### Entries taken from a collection
-*-

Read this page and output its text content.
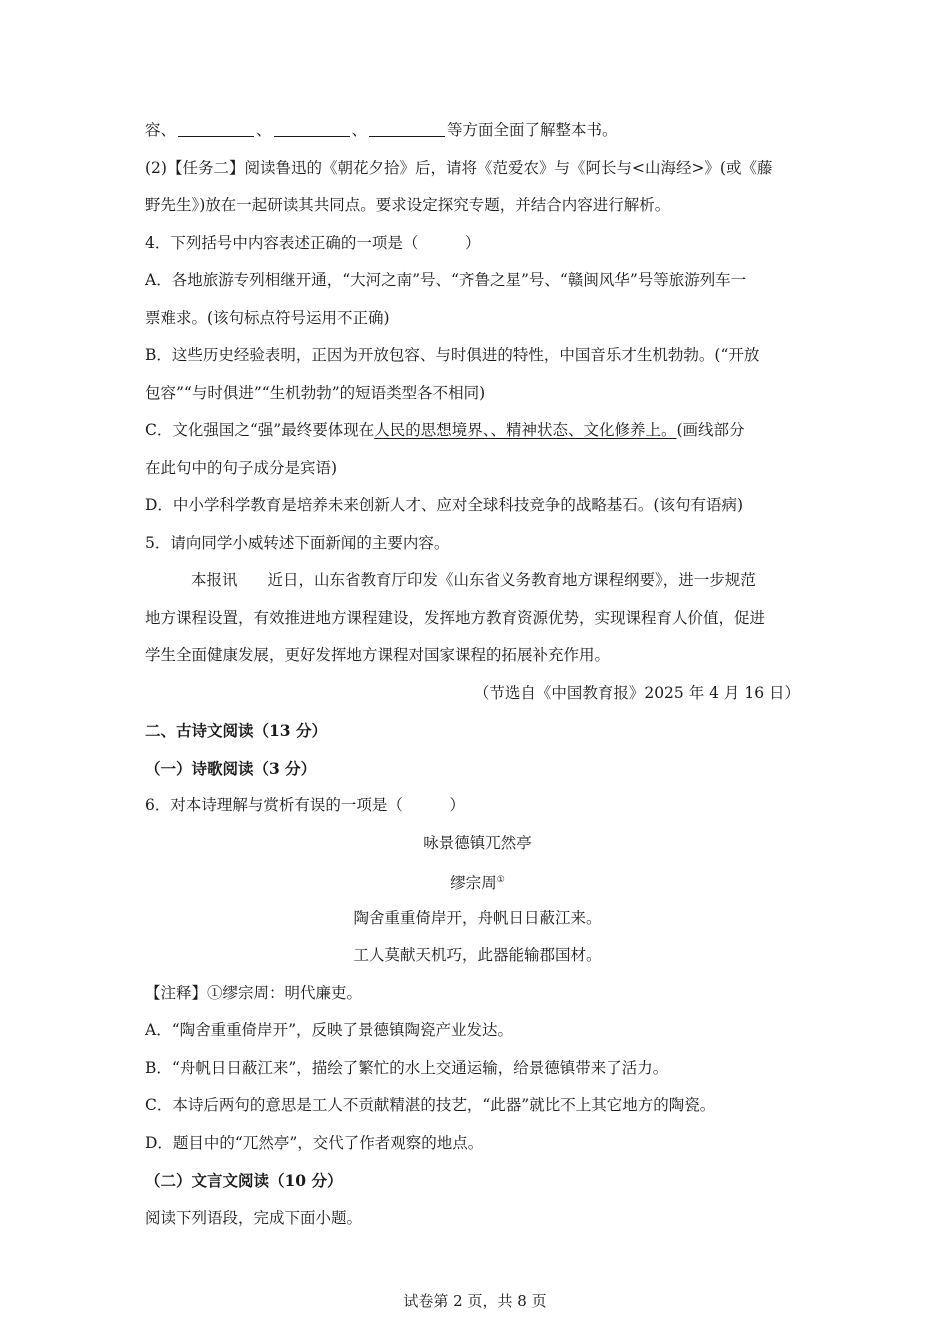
容、	、	、	等方面全面了解整本书。
(2)【任务二】阅读鲁迅的《朝花夕拾》后，请将《范爱农》与《阿长与<山海经>》(或《藤
野先生》)放在一起研读其共同点。要求设定探究专题，并结合内容进行解析。
4．下列括号中内容表述正确的一项是（　　　）
A．各地旅游专列相继开通，“大河之南”号、“齐鲁之星”号、“赣闽风华”号等旅游列车一
票难求。(该句标点符号运用不正确)
B．这些历史经验表明，正因为开放包容、与时俱进的特性，中国音乐才生机勃勃。(“开放
包容”“与时俱进”“生机勃勃”的短语类型各不相同)
C．文化强国之“强”最终要体现在人民的思想境界、、精神状态、文化修养上。(画线部分
在此句中的句子成分是宾语)
D．中小学科学教育是培养未来创新人才、应对全球科技竞争的战略基石。(该句有语病)
5．请向同学小威转述下面新闻的主要内容。
本报讯 近日，山东省教育厅印发《山东省义务教育地方课程纲要》，进一步规范
地方课程设置，有效推进地方课程建设，发挥地方教育资源优势，实现课程育人价值，促进
学生全面健康发展，更好发挥地方课程对国家课程的拓展补充作用。
（节选自《中国教育报》2025 年 4 月 16 日）
二、古诗文阅读（13 分）
（一）诗歌阅读（3 分）
6．对本诗理解与赏析有误的一项是（　　　）
咏景德镇兀然亭
缪宗周①
陶舍重重倚岸开，舟帆日日蔽江来。
工人莫献天机巧，此器能输郡国材。
【注释】①缪宗周：明代廉吏。
A．“陶舍重重倚岸开”，反映了景德镇陶瓷产业发达。
B．“舟帆日日蔽江来”，描绘了繁忙的水上交通运输，给景德镇带来了活力。
C．本诗后两句的意思是工人不贡献精湛的技艺，“此器”就比不上其它地方的陶瓷。
D．题目中的“兀然亭”，交代了作者观察的地点。
（二）文言文阅读（10 分）
阅读下列语段，完成下面小题。
试卷第 2 页，共 8 页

-*-

### CHALLENGE
Scan the listing above and copy all lines containing the word "舟帆日日蔽江来".

### TASK ANSWER
陶舍重重倚岸开，舟帆日日蔽江来。
B．“舟帆日日蔽江来”，描绘了繁忙的水上交通运输，给景德镇带来了活力。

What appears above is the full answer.